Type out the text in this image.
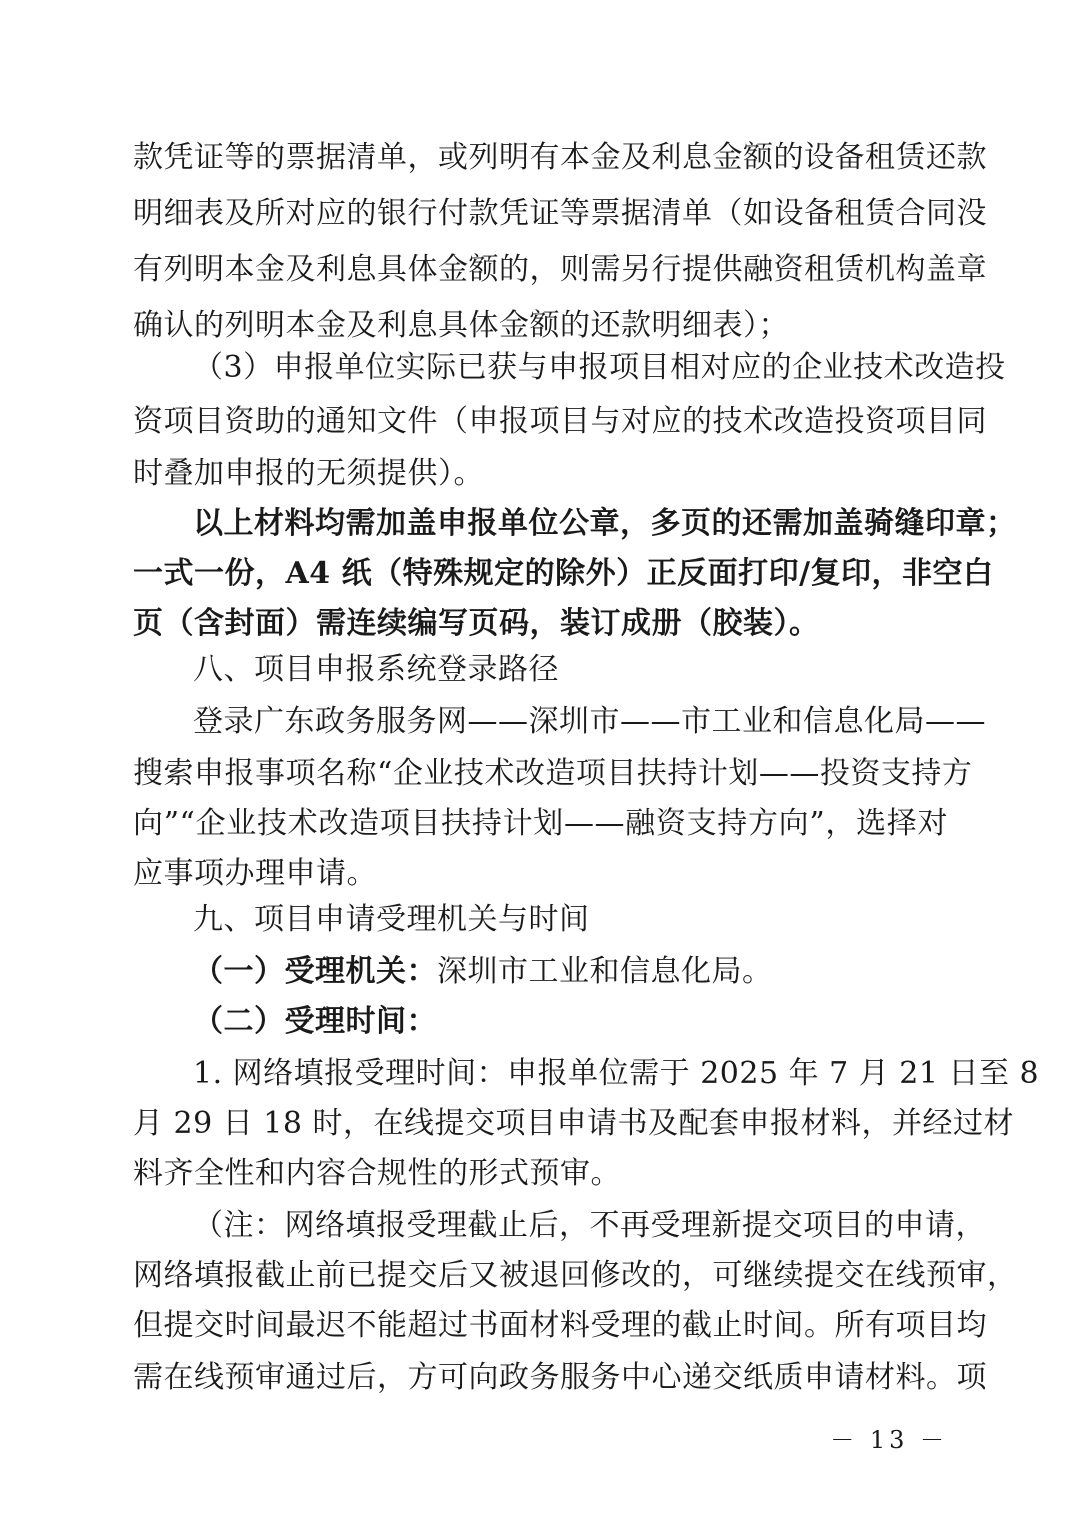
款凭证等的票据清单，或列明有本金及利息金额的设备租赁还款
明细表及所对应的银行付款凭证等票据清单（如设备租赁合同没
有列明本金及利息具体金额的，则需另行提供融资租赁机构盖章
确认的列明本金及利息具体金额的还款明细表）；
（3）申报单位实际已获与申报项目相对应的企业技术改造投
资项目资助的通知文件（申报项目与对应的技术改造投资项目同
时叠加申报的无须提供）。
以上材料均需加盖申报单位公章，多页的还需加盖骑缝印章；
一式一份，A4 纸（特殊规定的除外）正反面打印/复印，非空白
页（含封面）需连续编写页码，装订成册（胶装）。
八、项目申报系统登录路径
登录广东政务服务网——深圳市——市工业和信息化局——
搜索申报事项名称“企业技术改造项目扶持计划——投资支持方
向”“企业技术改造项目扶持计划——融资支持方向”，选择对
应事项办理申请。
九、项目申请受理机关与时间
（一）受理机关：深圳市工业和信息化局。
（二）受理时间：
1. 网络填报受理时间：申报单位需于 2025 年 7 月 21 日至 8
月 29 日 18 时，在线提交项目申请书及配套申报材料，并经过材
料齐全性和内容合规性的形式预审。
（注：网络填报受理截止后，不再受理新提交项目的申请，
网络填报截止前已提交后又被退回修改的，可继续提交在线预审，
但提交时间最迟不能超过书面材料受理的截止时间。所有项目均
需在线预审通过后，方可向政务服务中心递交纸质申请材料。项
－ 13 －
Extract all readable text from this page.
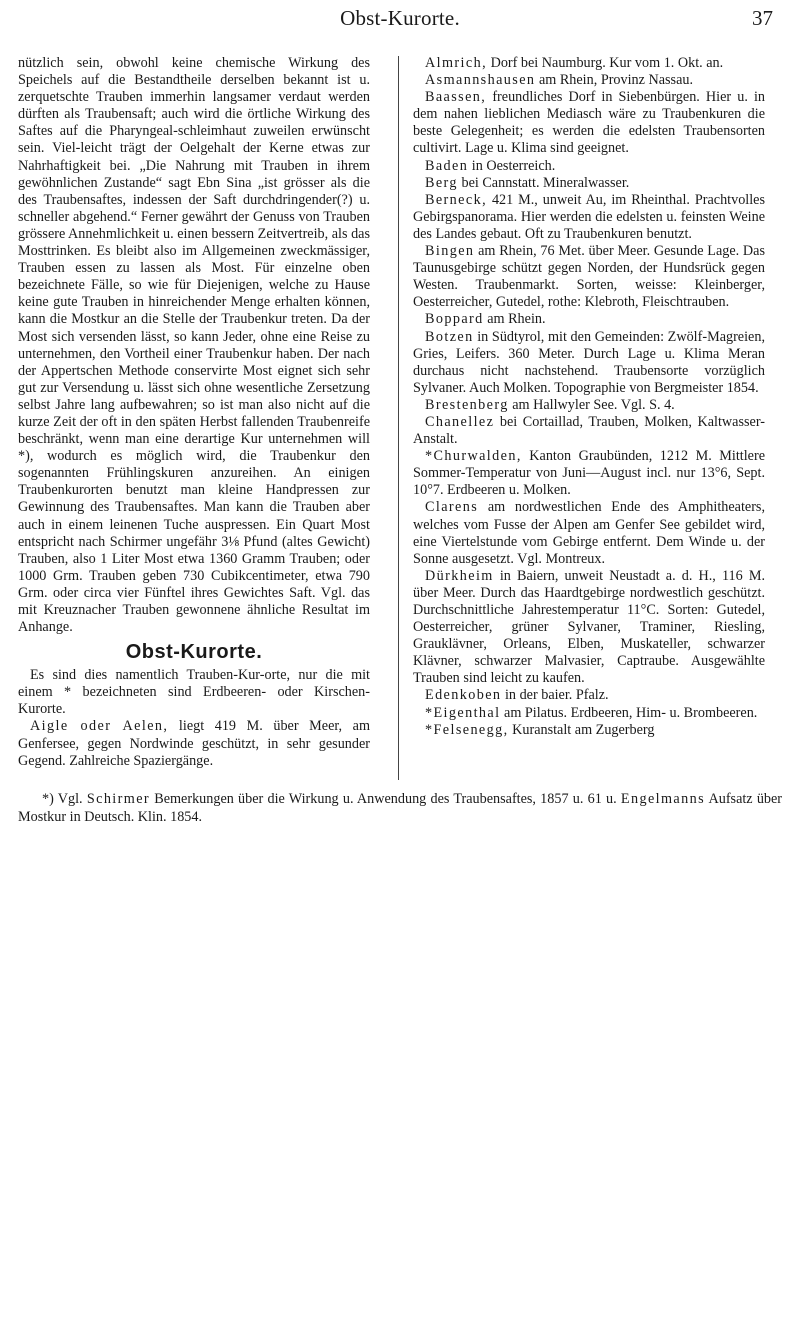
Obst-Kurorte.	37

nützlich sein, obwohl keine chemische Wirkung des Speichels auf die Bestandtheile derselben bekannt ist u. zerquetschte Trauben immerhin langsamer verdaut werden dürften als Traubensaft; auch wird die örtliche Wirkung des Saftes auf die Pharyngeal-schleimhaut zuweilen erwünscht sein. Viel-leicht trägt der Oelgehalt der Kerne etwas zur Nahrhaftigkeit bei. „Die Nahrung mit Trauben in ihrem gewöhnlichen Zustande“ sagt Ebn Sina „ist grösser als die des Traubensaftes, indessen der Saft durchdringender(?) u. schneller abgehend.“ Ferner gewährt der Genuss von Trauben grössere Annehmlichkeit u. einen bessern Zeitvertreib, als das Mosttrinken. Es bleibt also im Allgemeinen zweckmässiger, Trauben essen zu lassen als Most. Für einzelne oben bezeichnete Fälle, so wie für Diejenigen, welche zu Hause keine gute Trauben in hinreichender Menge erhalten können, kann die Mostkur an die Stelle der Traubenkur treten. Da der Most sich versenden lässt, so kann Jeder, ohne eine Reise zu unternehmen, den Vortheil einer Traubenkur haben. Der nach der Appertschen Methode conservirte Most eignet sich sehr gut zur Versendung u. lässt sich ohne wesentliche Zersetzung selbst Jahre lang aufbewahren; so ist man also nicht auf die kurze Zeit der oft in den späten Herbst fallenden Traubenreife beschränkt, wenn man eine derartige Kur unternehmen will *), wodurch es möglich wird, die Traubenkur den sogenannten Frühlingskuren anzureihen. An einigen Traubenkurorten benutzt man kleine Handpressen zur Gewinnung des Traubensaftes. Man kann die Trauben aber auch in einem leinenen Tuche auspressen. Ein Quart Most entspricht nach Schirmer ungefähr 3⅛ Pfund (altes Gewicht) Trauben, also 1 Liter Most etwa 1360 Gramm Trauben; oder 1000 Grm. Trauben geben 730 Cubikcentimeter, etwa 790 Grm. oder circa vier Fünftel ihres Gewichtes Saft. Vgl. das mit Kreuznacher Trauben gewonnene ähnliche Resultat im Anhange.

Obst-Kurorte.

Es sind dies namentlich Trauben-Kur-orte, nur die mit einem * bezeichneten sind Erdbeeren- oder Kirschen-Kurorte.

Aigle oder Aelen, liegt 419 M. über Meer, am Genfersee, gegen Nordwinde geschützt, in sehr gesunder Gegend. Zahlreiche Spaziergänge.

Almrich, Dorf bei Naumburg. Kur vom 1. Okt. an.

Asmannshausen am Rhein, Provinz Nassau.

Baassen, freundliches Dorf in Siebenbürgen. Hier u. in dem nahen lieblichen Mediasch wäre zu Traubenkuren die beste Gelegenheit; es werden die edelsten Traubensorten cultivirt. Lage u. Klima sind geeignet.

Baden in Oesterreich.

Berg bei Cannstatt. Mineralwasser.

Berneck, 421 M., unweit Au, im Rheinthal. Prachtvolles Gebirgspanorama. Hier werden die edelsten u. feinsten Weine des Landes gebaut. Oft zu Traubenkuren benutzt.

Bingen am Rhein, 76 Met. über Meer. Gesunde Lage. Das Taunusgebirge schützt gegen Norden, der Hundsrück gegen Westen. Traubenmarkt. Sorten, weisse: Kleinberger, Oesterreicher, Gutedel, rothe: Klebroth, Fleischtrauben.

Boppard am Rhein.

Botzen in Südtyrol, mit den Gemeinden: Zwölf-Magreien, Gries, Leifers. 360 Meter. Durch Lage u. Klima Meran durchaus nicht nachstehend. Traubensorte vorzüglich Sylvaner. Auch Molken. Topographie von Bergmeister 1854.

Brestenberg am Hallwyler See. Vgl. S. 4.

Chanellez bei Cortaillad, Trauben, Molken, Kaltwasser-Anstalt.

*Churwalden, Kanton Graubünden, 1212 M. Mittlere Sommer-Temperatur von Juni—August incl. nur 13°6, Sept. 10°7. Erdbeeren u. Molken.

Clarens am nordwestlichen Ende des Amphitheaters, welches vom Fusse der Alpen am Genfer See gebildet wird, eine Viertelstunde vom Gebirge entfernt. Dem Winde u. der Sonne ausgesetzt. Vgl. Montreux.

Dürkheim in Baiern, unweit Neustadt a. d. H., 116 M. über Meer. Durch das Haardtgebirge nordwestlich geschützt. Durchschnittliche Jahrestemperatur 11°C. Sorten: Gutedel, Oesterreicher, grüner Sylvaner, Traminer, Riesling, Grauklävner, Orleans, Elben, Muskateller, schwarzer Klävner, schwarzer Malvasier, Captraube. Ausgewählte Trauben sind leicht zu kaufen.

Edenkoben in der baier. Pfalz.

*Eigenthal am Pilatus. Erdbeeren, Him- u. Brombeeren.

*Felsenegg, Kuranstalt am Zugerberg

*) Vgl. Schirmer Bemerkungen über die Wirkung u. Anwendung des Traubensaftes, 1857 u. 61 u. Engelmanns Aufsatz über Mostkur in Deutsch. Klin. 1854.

- - - - - - -

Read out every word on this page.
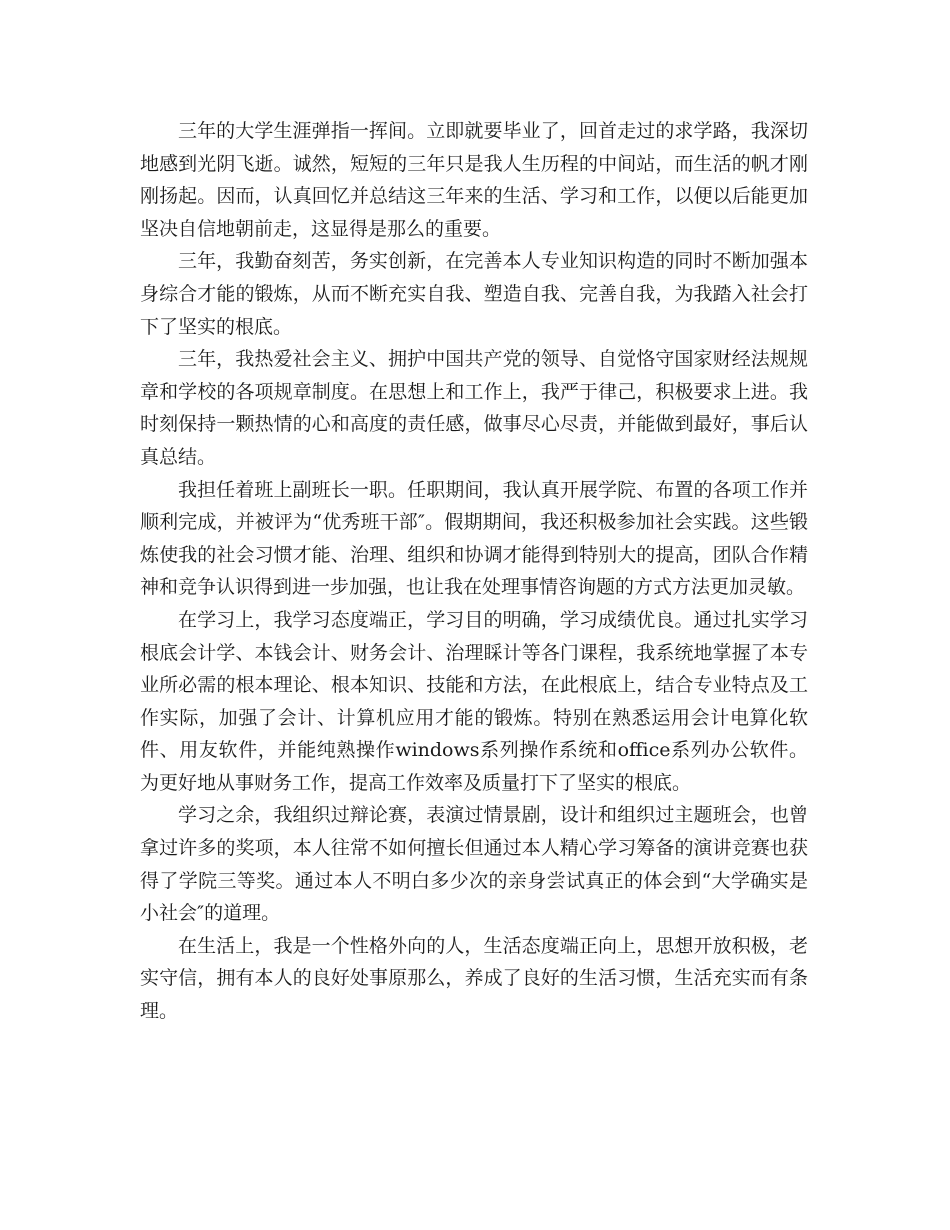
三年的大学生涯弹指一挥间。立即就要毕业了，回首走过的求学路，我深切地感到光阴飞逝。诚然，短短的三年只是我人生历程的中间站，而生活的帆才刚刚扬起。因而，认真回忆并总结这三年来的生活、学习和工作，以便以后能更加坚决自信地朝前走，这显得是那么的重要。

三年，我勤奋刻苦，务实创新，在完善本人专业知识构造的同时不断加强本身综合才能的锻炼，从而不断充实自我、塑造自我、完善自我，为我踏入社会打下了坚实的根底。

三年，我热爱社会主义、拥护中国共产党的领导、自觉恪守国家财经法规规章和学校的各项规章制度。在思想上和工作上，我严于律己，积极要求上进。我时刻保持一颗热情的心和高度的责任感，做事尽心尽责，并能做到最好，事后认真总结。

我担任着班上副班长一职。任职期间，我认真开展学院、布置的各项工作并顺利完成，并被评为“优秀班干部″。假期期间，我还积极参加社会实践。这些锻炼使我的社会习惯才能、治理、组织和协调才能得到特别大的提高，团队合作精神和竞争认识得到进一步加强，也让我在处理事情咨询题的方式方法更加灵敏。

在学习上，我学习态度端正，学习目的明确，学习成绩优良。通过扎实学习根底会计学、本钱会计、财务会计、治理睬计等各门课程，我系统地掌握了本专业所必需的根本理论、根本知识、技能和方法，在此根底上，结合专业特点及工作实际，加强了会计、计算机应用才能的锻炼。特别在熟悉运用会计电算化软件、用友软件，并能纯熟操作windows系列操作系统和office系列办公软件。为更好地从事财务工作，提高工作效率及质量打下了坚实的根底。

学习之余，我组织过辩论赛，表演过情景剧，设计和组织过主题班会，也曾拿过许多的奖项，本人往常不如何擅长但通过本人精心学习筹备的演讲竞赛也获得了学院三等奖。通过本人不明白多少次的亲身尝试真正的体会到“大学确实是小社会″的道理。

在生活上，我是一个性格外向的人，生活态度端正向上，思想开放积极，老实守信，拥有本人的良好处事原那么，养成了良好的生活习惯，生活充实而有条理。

- - - - - - -

Scan the listing above and copy all lines containing the word "Oesterreicher".

Bingen am Rhein, 76 Met. über Meer. Gesunde Lage. Das Taunusgebirge schützt gegen Norden, der Hundsrück gegen Westen. Traubenmarkt. Sorten, weisse: Kleinberger, Oesterreicher, Gutedel, rothe: Klebroth, Fleischtrauben.
Dürkheim in Baiern, unweit Neustadt a. d. H., 116 M. über Meer. Durch das Haardtgebirge nordwestlich geschützt. Durchschnittliche Jahrestemperatur 11°C. Sorten: Gutedel, Oesterreicher, grüner Sylvaner, Traminer, Riesling, Grauklävner, Orleans, Elben, Muskateller, schwarzer Klävner, schwarzer Malvasier, Captraube. Ausgewählte Trauben sind leicht zu kaufen.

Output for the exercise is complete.